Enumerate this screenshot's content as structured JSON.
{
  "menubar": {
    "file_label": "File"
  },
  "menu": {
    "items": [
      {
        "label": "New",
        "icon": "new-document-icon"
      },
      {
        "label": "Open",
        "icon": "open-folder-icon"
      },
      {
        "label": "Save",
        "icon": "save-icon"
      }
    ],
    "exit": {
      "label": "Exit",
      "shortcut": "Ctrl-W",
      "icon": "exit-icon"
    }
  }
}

- EXERCISE TASK
Transcribe every entry exactly.

- WRITTEN REPLY
Enumerate this screenshot's content as structured JSON.
{
  "menubar": {
    "file_label": "File"
  },
  "menu": {
    "items": [
      {
        "label": "New",
        "icon": "new-document-icon"
      },
      {
        "label": "Open",
        "icon": "open-folder-icon"
      },
      {
        "label": "Save",
        "icon": "save-icon"
      }
    ],
    "exit": {
      "label": "Exit",
      "shortcut": "Ctrl-W",
      "icon": "exit-icon"
    }
  }
}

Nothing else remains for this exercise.